● REQUEST: In the records below, find each line containing the word "label" and copy it.

(Dataset items)
..............................
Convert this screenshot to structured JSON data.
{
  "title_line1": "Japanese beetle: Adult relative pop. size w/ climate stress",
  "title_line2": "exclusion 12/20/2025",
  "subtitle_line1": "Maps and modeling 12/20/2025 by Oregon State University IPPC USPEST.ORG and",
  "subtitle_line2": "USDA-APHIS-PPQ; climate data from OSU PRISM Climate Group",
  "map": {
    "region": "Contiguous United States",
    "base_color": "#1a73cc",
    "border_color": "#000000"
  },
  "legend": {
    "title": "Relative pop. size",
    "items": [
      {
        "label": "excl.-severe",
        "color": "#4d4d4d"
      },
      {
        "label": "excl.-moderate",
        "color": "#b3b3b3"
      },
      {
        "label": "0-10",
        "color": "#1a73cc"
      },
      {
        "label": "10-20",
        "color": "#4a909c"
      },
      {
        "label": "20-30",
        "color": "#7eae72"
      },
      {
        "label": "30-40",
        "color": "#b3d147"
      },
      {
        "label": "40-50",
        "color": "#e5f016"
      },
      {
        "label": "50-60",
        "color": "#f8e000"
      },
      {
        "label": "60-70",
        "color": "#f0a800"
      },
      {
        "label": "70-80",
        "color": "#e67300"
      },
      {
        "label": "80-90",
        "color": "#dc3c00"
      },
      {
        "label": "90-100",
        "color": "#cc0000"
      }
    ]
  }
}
..............................
● COMPLETED EXERCISE:
        "label": "excl.-severe",
        "label": "excl.-moderate",
        "label": "0-10",
        "label": "10-20",
        "label": "20-30",
        "label": "30-40",
        "label": "40-50",
        "label": "50-60",
        "label": "60-70",
        "label": "70-80",
        "label": "80-90",
        "label": "90-100",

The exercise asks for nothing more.